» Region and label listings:

+-------+

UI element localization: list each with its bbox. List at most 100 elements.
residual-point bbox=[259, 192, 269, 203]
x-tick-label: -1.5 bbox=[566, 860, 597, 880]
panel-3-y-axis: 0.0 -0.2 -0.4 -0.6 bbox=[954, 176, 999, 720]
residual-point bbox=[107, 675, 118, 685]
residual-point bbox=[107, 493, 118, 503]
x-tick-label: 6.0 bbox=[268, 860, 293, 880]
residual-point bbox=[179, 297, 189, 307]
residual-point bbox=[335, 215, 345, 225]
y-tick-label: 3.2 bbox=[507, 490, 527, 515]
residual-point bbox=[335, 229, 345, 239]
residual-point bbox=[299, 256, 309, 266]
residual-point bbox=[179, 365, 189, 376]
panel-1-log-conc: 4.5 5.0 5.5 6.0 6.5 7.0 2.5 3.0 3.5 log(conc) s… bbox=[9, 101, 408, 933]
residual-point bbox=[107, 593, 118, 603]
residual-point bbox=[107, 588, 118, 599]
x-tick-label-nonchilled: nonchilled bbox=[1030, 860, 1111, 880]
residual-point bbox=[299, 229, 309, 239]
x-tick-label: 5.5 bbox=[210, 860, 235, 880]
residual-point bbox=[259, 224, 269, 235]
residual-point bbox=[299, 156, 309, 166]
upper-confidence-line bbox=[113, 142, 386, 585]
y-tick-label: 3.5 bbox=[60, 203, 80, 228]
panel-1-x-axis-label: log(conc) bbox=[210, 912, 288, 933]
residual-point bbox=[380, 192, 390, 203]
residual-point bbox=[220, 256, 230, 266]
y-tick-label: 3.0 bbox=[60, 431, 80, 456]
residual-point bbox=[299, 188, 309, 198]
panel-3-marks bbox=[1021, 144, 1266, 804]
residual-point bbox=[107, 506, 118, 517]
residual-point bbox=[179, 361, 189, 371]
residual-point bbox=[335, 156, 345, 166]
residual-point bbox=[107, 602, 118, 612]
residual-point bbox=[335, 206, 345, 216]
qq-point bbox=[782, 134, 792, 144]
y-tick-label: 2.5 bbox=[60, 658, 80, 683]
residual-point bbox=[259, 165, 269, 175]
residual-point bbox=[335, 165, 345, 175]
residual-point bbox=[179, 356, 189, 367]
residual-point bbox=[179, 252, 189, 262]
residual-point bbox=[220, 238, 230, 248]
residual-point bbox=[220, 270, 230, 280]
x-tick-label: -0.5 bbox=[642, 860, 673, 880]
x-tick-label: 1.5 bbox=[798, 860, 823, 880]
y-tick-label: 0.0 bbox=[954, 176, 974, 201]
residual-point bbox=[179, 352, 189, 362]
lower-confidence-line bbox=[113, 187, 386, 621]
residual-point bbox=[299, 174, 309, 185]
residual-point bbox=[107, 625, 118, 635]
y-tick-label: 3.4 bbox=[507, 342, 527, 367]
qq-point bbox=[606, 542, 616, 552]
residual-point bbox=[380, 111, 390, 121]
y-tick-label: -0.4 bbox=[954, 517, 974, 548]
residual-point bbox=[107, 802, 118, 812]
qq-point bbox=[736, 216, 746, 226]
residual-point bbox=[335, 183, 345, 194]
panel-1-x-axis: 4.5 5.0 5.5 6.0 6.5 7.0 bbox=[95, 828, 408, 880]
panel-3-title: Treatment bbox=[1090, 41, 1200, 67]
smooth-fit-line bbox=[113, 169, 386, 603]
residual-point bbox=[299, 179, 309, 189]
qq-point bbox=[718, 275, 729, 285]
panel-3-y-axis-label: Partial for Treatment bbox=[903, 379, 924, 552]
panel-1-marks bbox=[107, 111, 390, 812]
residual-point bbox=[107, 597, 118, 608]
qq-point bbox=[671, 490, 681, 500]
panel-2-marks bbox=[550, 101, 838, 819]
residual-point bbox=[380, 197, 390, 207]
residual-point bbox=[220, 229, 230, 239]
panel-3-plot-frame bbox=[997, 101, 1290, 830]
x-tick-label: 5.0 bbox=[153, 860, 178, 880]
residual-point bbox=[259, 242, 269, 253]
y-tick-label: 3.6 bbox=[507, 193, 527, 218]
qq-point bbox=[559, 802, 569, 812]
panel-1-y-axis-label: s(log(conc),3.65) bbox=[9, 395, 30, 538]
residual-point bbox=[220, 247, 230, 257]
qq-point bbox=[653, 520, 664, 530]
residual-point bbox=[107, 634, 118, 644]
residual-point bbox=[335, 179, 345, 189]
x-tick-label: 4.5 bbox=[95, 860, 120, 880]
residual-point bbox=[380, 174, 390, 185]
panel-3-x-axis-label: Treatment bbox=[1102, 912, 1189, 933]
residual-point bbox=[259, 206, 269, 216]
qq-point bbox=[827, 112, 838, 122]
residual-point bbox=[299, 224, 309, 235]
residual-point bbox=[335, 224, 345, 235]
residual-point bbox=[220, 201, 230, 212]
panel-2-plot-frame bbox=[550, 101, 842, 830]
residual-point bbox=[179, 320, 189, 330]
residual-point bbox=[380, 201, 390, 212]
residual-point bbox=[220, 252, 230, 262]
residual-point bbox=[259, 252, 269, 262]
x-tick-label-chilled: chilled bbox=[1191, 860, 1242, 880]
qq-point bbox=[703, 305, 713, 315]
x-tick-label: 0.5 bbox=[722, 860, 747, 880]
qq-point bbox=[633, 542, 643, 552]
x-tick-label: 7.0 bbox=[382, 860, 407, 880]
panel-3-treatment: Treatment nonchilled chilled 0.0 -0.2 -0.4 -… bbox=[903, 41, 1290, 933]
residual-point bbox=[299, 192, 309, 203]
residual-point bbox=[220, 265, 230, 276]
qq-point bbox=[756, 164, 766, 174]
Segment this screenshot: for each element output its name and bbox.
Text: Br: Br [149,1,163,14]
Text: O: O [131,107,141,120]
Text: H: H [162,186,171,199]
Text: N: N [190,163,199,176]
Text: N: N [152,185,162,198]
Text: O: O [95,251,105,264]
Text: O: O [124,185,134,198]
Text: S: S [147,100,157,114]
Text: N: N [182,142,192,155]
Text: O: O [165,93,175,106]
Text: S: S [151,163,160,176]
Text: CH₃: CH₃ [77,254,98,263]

+-------+

» Stated task: Rewrite the stretch from the start of the records through the line containing "qq-point bbox=[782, 134, 792, 144]" so that every "residual-point" reads "residual-dot", with all else unchanged.

» Result for this exercise:
UI element localization: list each with its bbox. List at most 100 elements.
residual-dot bbox=[259, 192, 269, 203]
x-tick-label: -1.5 bbox=[566, 860, 597, 880]
panel-3-y-axis: 0.0 -0.2 -0.4 -0.6 bbox=[954, 176, 999, 720]
residual-dot bbox=[107, 675, 118, 685]
residual-dot bbox=[107, 493, 118, 503]
x-tick-label: 6.0 bbox=[268, 860, 293, 880]
residual-dot bbox=[179, 297, 189, 307]
residual-dot bbox=[335, 215, 345, 225]
y-tick-label: 3.2 bbox=[507, 490, 527, 515]
residual-dot bbox=[335, 229, 345, 239]
residual-dot bbox=[299, 256, 309, 266]
residual-dot bbox=[179, 365, 189, 376]
panel-1-log-conc: 4.5 5.0 5.5 6.0 6.5 7.0 2.5 3.0 3.5 log(conc) s… bbox=[9, 101, 408, 933]
residual-dot bbox=[107, 593, 118, 603]
residual-dot bbox=[107, 588, 118, 599]
x-tick-label-nonchilled: nonchilled bbox=[1030, 860, 1111, 880]
residual-dot bbox=[299, 229, 309, 239]
x-tick-label: 5.5 bbox=[210, 860, 235, 880]
residual-dot bbox=[259, 224, 269, 235]
residual-dot bbox=[299, 156, 309, 166]
upper-confidence-line bbox=[113, 142, 386, 585]
y-tick-label: 3.5 bbox=[60, 203, 80, 228]
panel-1-x-axis-label: log(conc) bbox=[210, 912, 288, 933]
residual-dot bbox=[380, 192, 390, 203]
residual-dot bbox=[220, 256, 230, 266]
y-tick-label: 3.0 bbox=[60, 431, 80, 456]
residual-dot bbox=[299, 188, 309, 198]
panel-3-marks bbox=[1021, 144, 1266, 804]
residual-dot bbox=[107, 506, 118, 517]
residual-dot bbox=[179, 361, 189, 371]
residual-dot bbox=[335, 156, 345, 166]
residual-dot bbox=[107, 602, 118, 612]
residual-dot bbox=[335, 206, 345, 216]
qq-point bbox=[782, 134, 792, 144]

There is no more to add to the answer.